**Objective**: Within the records below, find each line that holds the string "counter", then copy it.

**Information shown**:
• • • • • • •
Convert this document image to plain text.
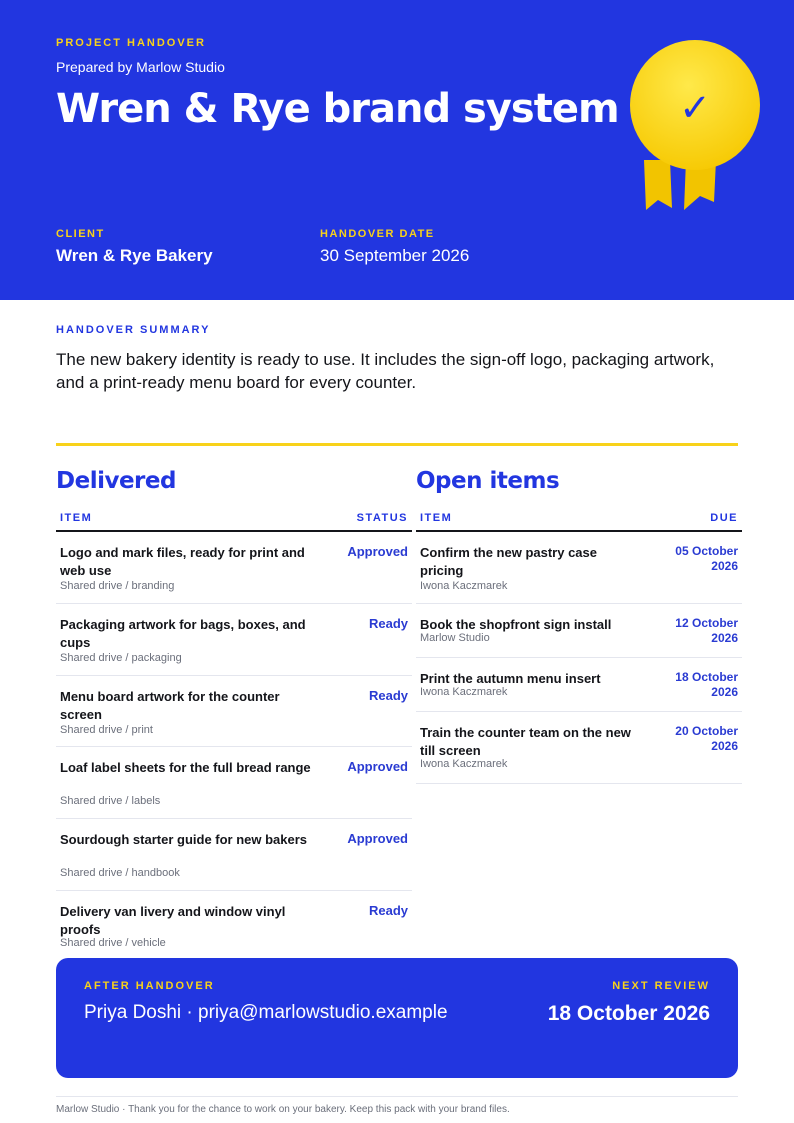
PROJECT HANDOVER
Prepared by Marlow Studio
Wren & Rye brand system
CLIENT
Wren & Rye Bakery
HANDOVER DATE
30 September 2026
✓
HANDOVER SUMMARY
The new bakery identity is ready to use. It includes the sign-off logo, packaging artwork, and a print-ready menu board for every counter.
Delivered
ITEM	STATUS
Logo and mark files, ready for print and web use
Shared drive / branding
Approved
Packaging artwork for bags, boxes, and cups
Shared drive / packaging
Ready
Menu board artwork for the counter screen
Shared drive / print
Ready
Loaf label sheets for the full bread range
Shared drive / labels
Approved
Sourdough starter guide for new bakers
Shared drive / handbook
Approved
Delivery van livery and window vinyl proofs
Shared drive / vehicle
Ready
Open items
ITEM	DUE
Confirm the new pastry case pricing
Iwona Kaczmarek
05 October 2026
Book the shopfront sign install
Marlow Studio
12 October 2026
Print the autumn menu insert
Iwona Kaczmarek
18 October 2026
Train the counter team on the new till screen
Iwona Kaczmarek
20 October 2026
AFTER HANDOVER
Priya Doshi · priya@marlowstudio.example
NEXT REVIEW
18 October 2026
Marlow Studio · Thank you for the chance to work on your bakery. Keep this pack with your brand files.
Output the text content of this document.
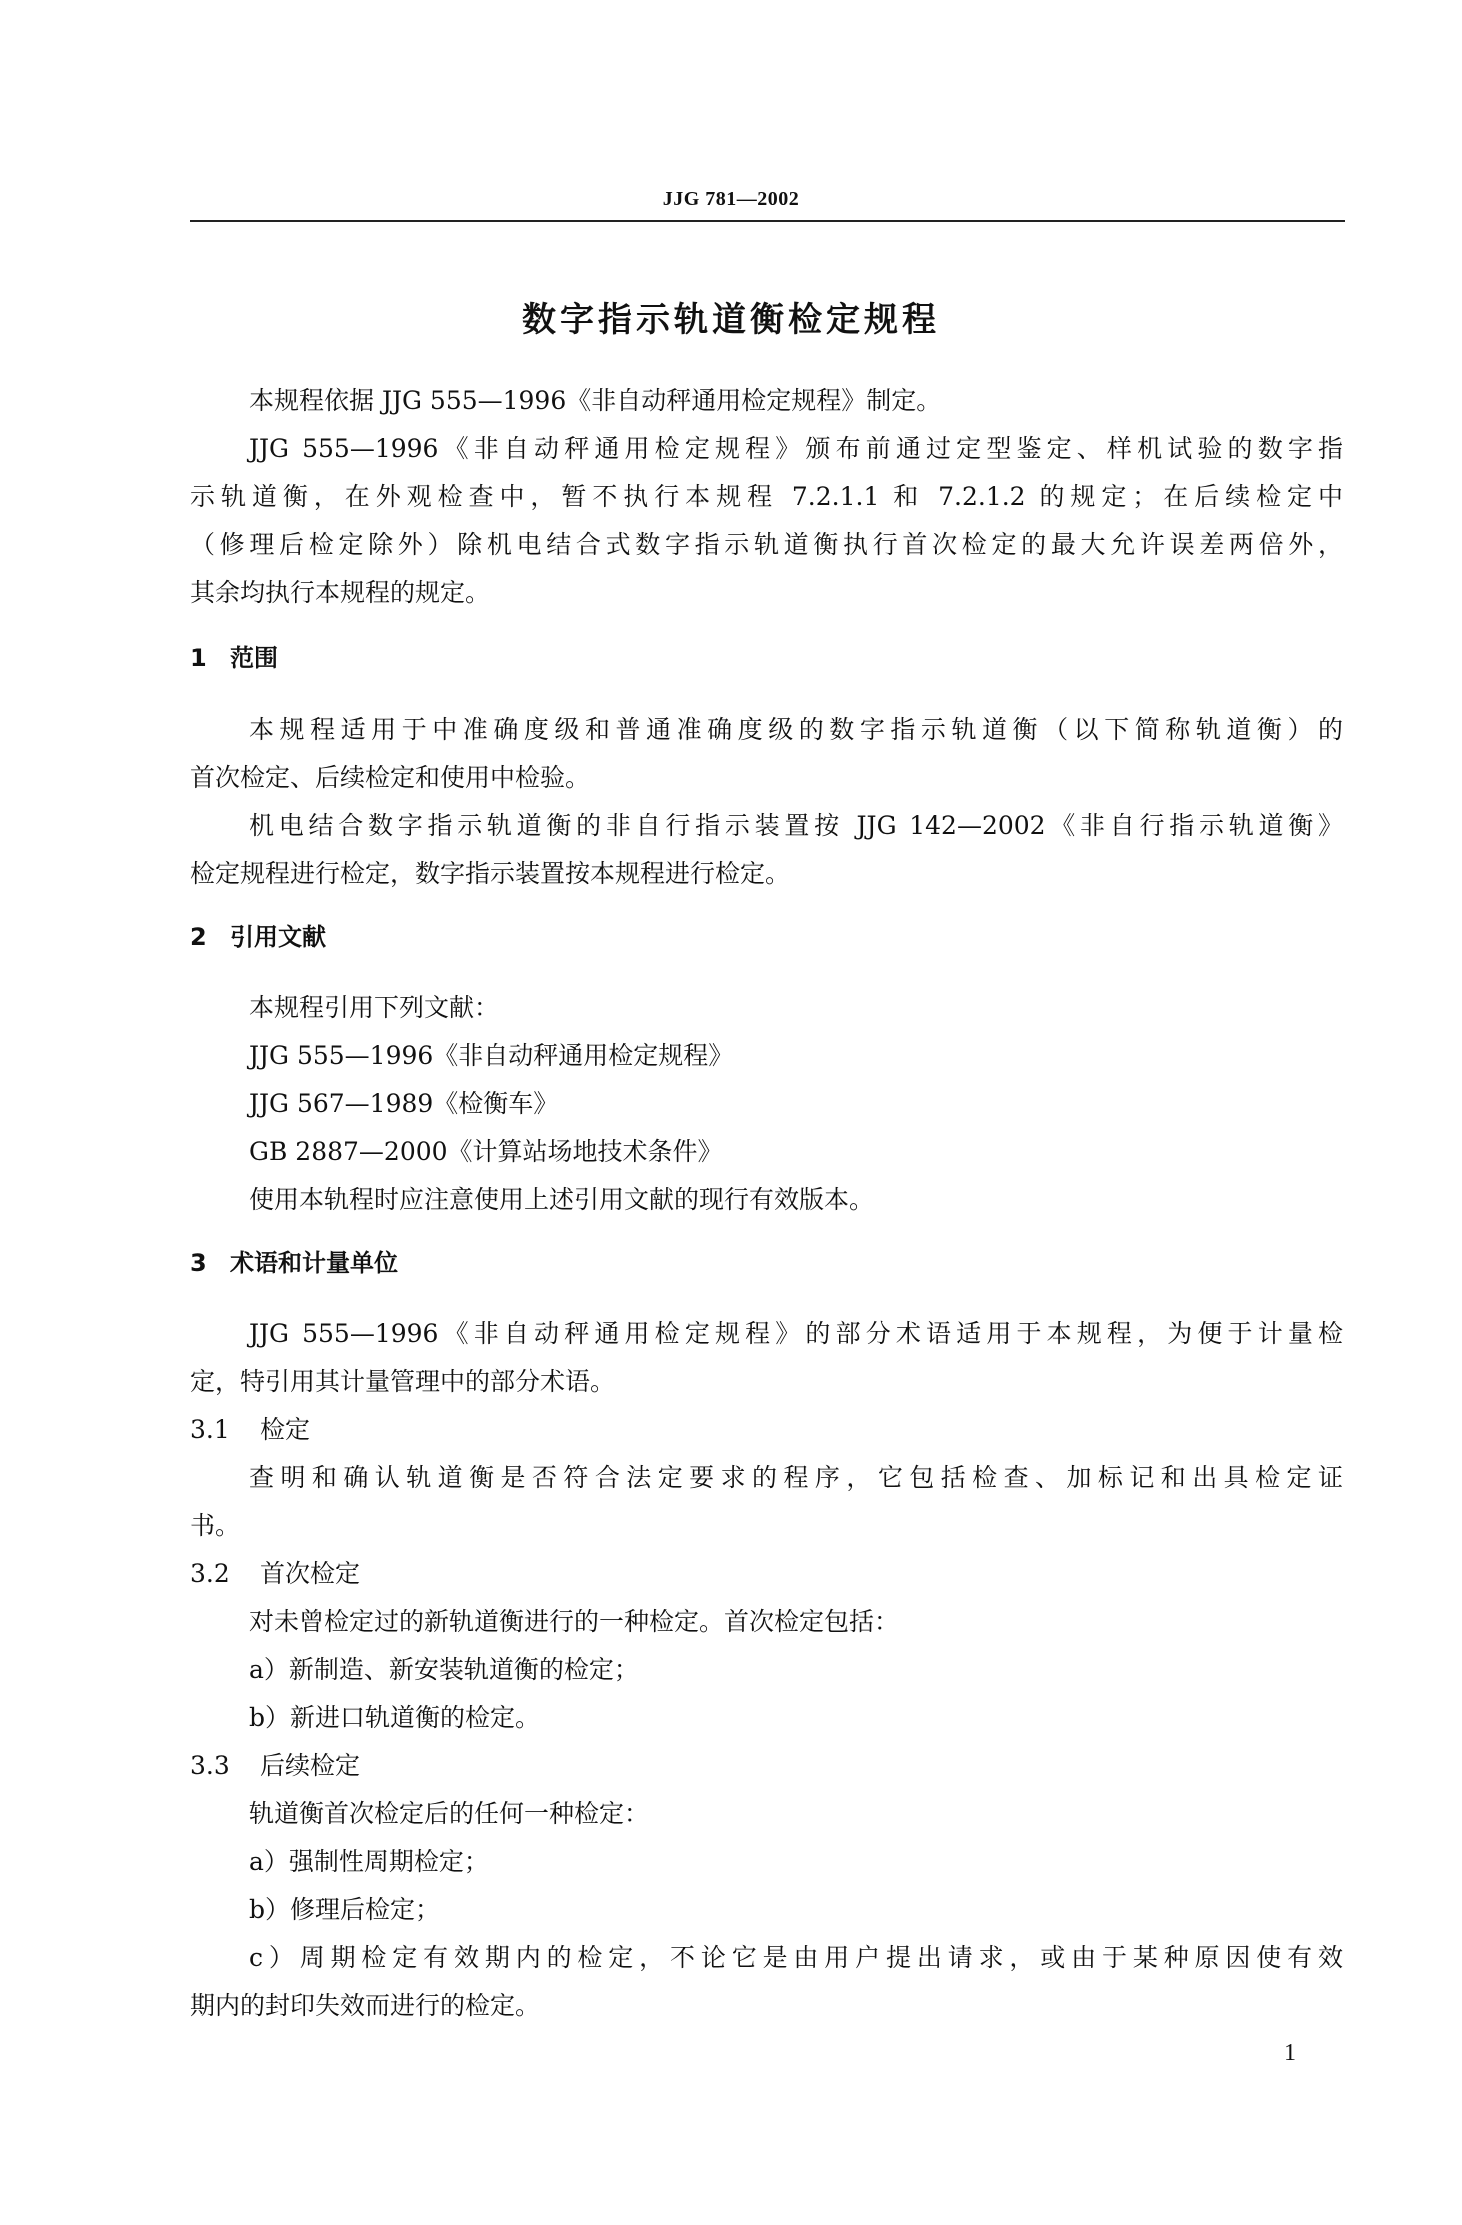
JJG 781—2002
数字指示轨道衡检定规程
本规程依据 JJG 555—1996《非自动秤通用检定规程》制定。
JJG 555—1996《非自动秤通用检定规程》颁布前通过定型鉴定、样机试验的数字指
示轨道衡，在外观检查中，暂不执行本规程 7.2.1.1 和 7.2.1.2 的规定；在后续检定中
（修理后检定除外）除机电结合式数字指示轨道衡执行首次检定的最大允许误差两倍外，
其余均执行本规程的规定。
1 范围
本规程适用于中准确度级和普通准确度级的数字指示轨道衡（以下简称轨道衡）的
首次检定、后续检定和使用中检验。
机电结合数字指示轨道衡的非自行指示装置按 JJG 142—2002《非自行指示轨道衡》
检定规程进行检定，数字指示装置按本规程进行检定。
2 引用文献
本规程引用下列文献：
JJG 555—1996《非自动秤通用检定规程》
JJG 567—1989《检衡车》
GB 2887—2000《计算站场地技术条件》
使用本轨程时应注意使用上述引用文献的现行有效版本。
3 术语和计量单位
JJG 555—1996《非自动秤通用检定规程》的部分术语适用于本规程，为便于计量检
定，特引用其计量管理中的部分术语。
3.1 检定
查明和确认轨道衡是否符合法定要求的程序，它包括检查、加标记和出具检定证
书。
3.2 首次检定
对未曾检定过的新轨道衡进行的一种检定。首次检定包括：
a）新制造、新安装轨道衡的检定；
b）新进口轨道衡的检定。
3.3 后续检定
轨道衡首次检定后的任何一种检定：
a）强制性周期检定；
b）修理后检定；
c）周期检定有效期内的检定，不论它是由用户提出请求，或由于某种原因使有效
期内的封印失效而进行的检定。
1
• • • • • • •
**Exercise output**:
The new bakery identity is ready to use. It includes the sign-off logo, packaging artwork, and a print-ready menu board for every counter.
Menu board artwork for the counter screen
Train the counter team on the new till screen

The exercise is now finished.